Dataset items:
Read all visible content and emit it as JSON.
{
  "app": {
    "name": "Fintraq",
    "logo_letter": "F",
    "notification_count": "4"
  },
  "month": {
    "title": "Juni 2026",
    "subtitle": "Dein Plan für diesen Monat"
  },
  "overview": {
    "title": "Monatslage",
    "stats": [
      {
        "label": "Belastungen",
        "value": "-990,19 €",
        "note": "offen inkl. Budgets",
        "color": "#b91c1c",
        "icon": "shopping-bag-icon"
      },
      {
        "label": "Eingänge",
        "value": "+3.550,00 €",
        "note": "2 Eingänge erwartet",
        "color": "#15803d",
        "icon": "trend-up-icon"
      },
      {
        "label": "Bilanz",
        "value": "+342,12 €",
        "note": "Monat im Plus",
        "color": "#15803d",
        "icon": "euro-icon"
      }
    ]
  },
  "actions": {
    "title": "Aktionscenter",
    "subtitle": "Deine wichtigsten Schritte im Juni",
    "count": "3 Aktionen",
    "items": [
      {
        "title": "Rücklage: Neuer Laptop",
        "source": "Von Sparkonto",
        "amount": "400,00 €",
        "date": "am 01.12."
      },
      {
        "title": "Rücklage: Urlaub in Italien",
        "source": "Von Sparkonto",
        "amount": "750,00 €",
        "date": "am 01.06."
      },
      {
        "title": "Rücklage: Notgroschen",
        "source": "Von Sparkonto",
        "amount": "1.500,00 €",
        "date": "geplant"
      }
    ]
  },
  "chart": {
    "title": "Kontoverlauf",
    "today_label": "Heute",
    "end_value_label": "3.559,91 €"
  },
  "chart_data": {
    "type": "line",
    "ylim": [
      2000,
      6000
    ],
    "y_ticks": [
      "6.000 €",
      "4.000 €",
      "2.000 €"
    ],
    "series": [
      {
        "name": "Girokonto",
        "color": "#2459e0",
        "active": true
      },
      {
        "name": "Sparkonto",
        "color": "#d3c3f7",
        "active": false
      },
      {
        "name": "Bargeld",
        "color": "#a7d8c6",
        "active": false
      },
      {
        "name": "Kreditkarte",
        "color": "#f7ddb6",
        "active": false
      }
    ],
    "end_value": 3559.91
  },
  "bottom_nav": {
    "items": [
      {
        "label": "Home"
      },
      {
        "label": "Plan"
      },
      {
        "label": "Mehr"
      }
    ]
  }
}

_Given request_
Locate the word "subtitle" in the entries, and copy every line where it is found.

_The reply_
    "subtitle": "Dein Plan für diesen Monat"
    "subtitle": "Deine wichtigsten Schritte im Juni",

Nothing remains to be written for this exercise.